#### Exercise:
Show every line in the entries below where the word "bombers" appears.

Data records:
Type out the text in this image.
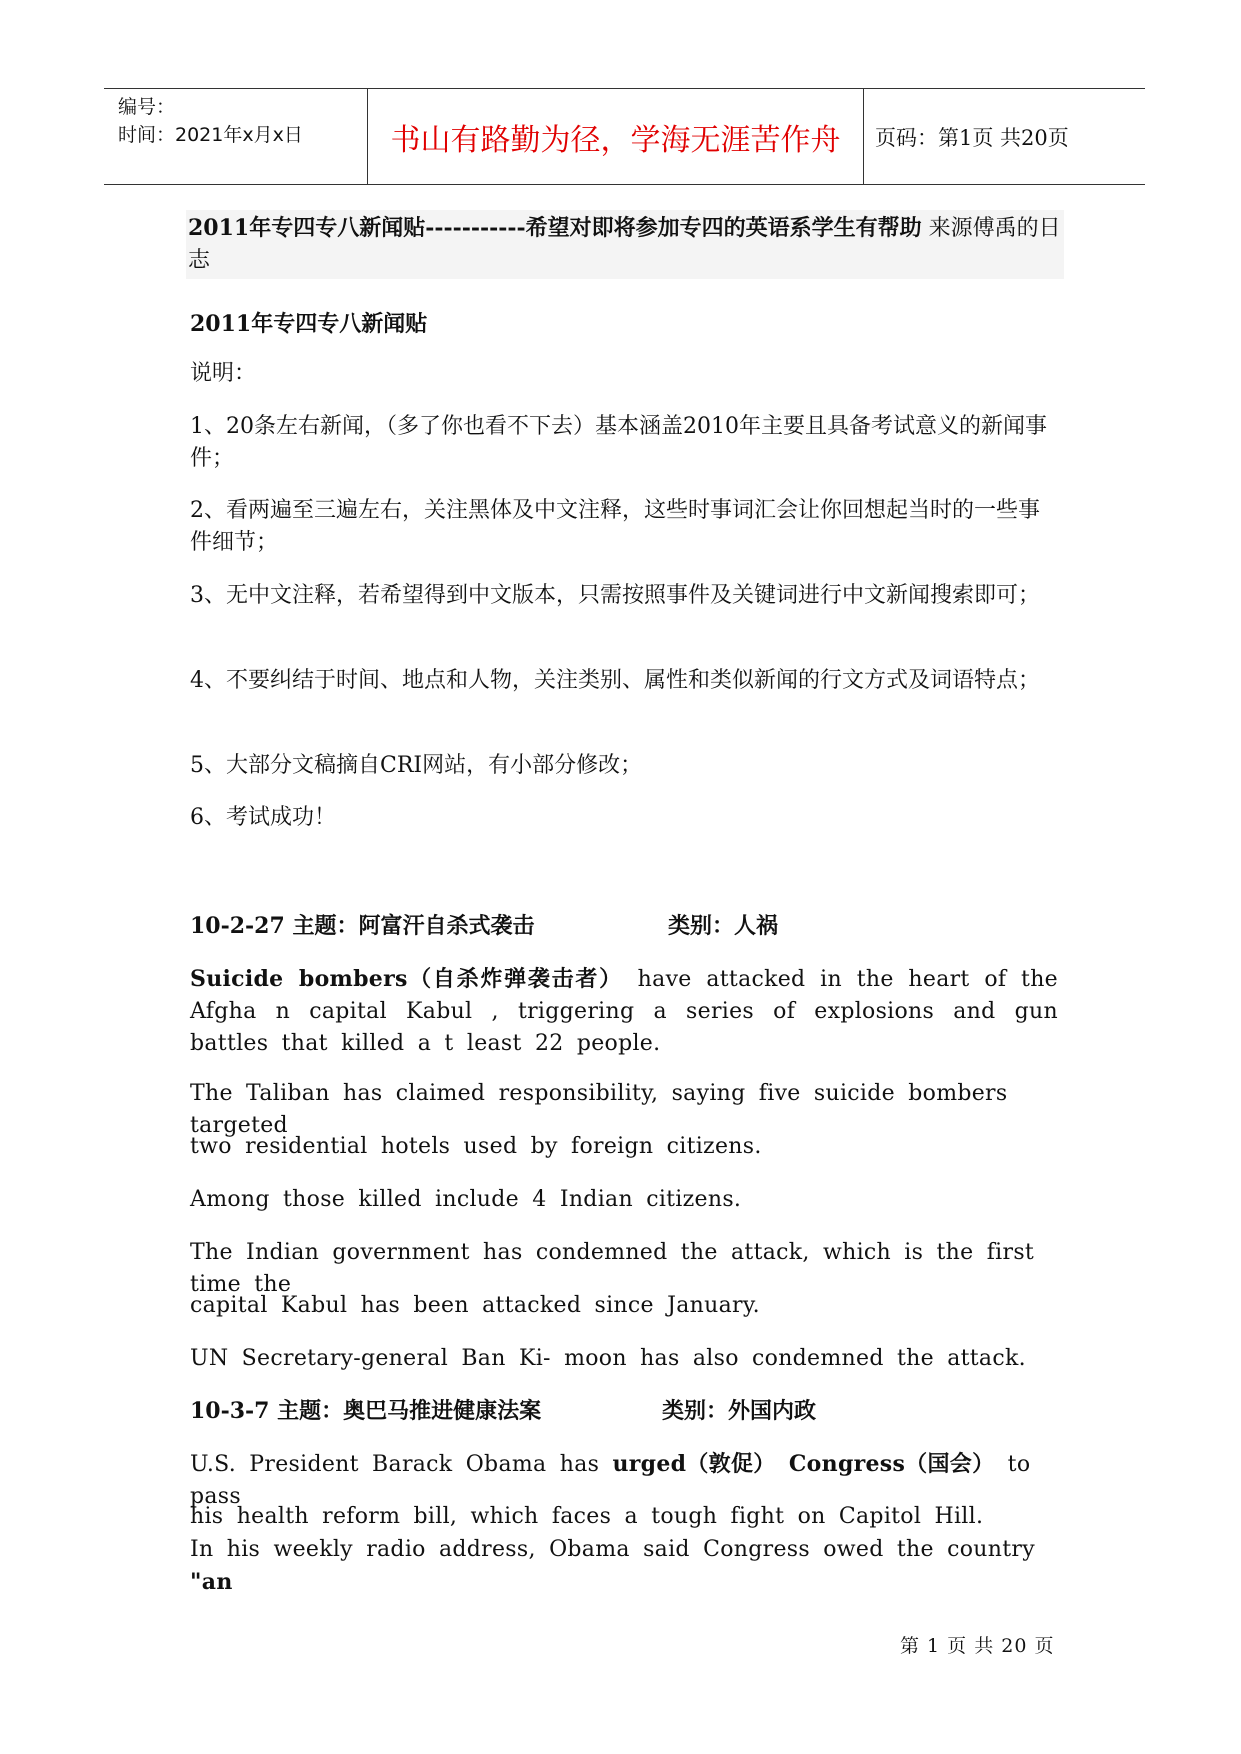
编号：
时间：2021年x月x日	书山有路勤为径，学海无涯苦作舟	页码：第1页 共20页
2011年专四专八新闻贴-----------希望对即将参加专四的英语系学生有帮助 来源傅禹的日志
2011年专四专八新闻贴
说明：
1、20条左右新闻，（多了你也看不下去）基本涵盖2010年主要且具备考试意义的新闻事件；
2、看两遍至三遍左右，关注黑体及中文注释，这些时事词汇会让你回想起当时的一些事件细节；
3、无中文注释，若希望得到中文版本，只需按照事件及关键词进行中文新闻搜索即可；
4、不要纠结于时间、地点和人物，关注类别、属性和类似新闻的行文方式及词语特点；
5、大部分文稿摘自CRI网站，有小部分修改；
6、考试成功！
10-2-27 主题：阿富汗自杀式袭击	类别：人祸
Suicide bombers（自杀炸弹袭击者） have attacked in the heart of the Afgha n capital Kabul , triggering a series of explosions and gun battles that killed a t least 22 people.
The Taliban has claimed responsibility, saying five suicide bombers targeted
two residential hotels used by foreign citizens.
Among those killed include 4 Indian citizens.
The Indian government has condemned the attack, which is the first time the
capital Kabul has been attacked since January.
UN Secretary-general Ban Ki- moon has also condemned the attack.
10-3-7 主题：奥巴马推进健康法案	类别：外国内政
U.S. President Barack Obama has urged（敦促） Congress（国会） to pass
his health reform bill, which faces a tough fight on Capitol Hill.
In his weekly radio address, Obama said Congress owed the country "an
第 1 页 共 20 页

#### Written response:
Suicide bombers（自杀炸弹袭击者） have attacked in the heart of the Afgha n capital Kabul , triggering a series of explosions and gun battles that killed a t least 22 people.
The Taliban has claimed responsibility, saying five suicide bombers targeted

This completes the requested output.